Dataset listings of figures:
_ _ _ _ _ _ _

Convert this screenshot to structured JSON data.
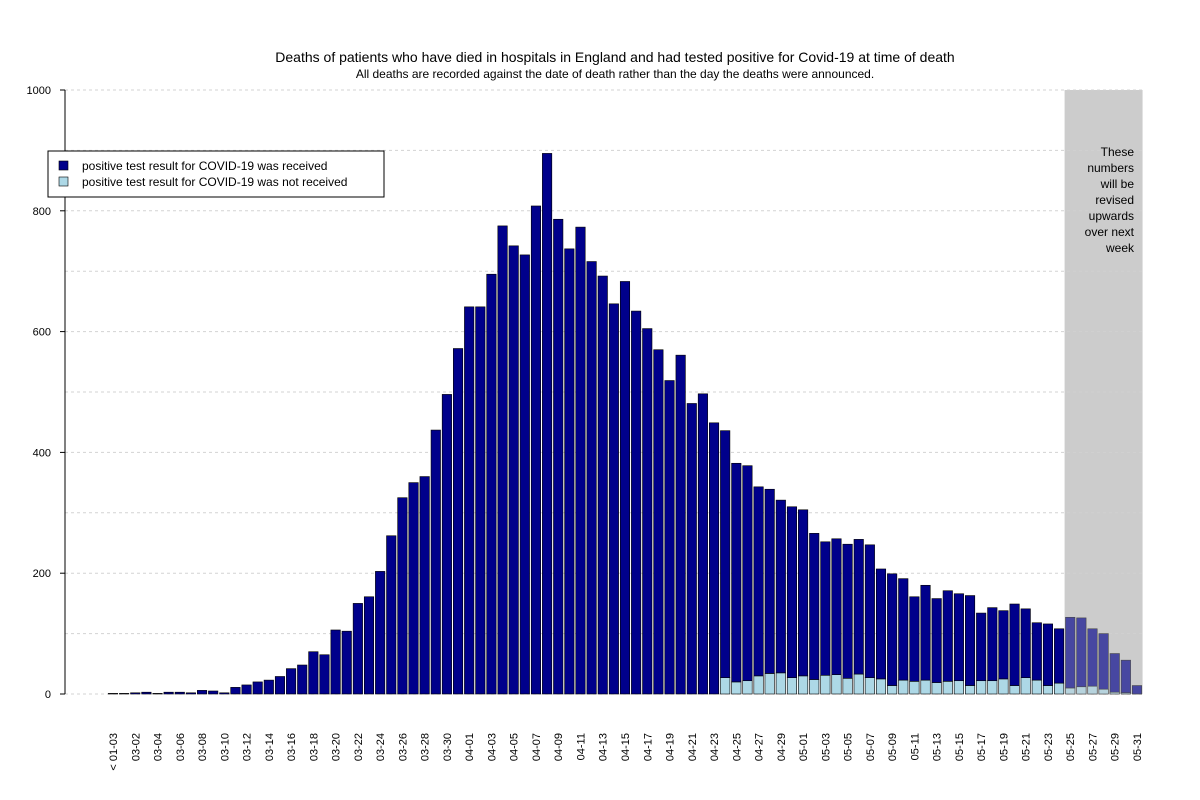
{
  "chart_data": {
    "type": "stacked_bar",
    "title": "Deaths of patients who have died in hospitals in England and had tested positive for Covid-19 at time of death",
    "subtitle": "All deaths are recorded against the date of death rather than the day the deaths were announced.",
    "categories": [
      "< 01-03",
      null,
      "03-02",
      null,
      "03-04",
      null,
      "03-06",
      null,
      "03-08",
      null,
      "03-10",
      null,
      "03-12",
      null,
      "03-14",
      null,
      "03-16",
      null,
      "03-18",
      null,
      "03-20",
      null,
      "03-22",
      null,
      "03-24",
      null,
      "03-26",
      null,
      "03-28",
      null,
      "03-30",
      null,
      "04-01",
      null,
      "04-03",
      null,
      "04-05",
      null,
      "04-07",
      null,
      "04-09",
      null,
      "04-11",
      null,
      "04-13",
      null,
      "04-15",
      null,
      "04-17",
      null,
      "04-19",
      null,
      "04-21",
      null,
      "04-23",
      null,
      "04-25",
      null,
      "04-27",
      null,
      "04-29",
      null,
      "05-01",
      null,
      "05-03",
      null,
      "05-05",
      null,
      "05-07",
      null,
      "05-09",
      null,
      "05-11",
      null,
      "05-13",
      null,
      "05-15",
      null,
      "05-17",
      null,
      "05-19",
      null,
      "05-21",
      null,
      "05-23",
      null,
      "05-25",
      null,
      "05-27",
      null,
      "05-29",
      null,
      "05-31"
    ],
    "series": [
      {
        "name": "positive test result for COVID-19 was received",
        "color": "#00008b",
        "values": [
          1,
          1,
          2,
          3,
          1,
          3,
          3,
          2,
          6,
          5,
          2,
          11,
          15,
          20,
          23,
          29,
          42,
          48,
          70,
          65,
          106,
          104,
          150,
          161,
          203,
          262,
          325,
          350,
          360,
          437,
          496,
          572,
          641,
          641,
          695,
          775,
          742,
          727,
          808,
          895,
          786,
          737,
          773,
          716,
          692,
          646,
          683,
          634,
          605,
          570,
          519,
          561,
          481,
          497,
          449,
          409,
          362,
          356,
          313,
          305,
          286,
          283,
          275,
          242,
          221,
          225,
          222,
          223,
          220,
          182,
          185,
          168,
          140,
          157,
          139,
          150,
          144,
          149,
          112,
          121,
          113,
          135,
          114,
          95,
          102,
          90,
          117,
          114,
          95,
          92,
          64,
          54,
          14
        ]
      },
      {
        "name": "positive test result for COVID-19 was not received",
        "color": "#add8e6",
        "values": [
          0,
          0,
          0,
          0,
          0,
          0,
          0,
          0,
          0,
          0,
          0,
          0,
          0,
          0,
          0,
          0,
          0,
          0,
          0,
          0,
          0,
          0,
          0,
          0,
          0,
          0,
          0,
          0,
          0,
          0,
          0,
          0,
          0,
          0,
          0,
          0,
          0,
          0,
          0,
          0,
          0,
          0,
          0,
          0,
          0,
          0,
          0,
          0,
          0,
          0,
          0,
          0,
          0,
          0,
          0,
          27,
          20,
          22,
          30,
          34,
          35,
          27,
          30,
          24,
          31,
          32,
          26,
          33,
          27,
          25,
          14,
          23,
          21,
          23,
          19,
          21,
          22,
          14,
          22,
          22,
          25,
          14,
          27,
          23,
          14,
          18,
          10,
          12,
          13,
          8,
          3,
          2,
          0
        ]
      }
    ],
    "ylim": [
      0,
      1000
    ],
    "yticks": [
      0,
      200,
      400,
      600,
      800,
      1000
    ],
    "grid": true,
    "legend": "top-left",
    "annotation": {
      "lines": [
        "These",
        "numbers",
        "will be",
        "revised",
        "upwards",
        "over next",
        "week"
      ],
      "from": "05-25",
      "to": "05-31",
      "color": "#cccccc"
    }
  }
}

_ _ _ _ _ _ _

Task statement: A word-for-word retyping of every record is required, without the pictures.

Exercise response:
Convert this screenshot to structured JSON data.
{
  "chart_data": {
    "type": "stacked_bar",
    "title": "Deaths of patients who have died in hospitals in England and had tested positive for Covid-19 at time of death",
    "subtitle": "All deaths are recorded against the date of death rather than the day the deaths were announced.",
    "categories": [
      "< 01-03",
      null,
      "03-02",
      null,
      "03-04",
      null,
      "03-06",
      null,
      "03-08",
      null,
      "03-10",
      null,
      "03-12",
      null,
      "03-14",
      null,
      "03-16",
      null,
      "03-18",
      null,
      "03-20",
      null,
      "03-22",
      null,
      "03-24",
      null,
      "03-26",
      null,
      "03-28",
      null,
      "03-30",
      null,
      "04-01",
      null,
      "04-03",
      null,
      "04-05",
      null,
      "04-07",
      null,
      "04-09",
      null,
      "04-11",
      null,
      "04-13",
      null,
      "04-15",
      null,
      "04-17",
      null,
      "04-19",
      null,
      "04-21",
      null,
      "04-23",
      null,
      "04-25",
      null,
      "04-27",
      null,
      "04-29",
      null,
      "05-01",
      null,
      "05-03",
      null,
      "05-05",
      null,
      "05-07",
      null,
      "05-09",
      null,
      "05-11",
      null,
      "05-13",
      null,
      "05-15",
      null,
      "05-17",
      null,
      "05-19",
      null,
      "05-21",
      null,
      "05-23",
      null,
      "05-25",
      null,
      "05-27",
      null,
      "05-29",
      null,
      "05-31"
    ],
    "series": [
      {
        "name": "positive test result for COVID-19 was received",
        "color": "#00008b",
        "values": [
          1,
          1,
          2,
          3,
          1,
          3,
          3,
          2,
          6,
          5,
          2,
          11,
          15,
          20,
          23,
          29,
          42,
          48,
          70,
          65,
          106,
          104,
          150,
          161,
          203,
          262,
          325,
          350,
          360,
          437,
          496,
          572,
          641,
          641,
          695,
          775,
          742,
          727,
          808,
          895,
          786,
          737,
          773,
          716,
          692,
          646,
          683,
          634,
          605,
          570,
          519,
          561,
          481,
          497,
          449,
          409,
          362,
          356,
          313,
          305,
          286,
          283,
          275,
          242,
          221,
          225,
          222,
          223,
          220,
          182,
          185,
          168,
          140,
          157,
          139,
          150,
          144,
          149,
          112,
          121,
          113,
          135,
          114,
          95,
          102,
          90,
          117,
          114,
          95,
          92,
          64,
          54,
          14
        ]
      },
      {
        "name": "positive test result for COVID-19 was not received",
        "color": "#add8e6",
        "values": [
          0,
          0,
          0,
          0,
          0,
          0,
          0,
          0,
          0,
          0,
          0,
          0,
          0,
          0,
          0,
          0,
          0,
          0,
          0,
          0,
          0,
          0,
          0,
          0,
          0,
          0,
          0,
          0,
          0,
          0,
          0,
          0,
          0,
          0,
          0,
          0,
          0,
          0,
          0,
          0,
          0,
          0,
          0,
          0,
          0,
          0,
          0,
          0,
          0,
          0,
          0,
          0,
          0,
          0,
          0,
          27,
          20,
          22,
          30,
          34,
          35,
          27,
          30,
          24,
          31,
          32,
          26,
          33,
          27,
          25,
          14,
          23,
          21,
          23,
          19,
          21,
          22,
          14,
          22,
          22,
          25,
          14,
          27,
          23,
          14,
          18,
          10,
          12,
          13,
          8,
          3,
          2,
          0
        ]
      }
    ],
    "ylim": [
      0,
      1000
    ],
    "yticks": [
      0,
      200,
      400,
      600,
      800,
      1000
    ],
    "grid": true,
    "legend": "top-left",
    "annotation": {
      "lines": [
        "These",
        "numbers",
        "will be",
        "revised",
        "upwards",
        "over next",
        "week"
      ],
      "from": "05-25",
      "to": "05-31",
      "color": "#cccccc"
    }
  }
}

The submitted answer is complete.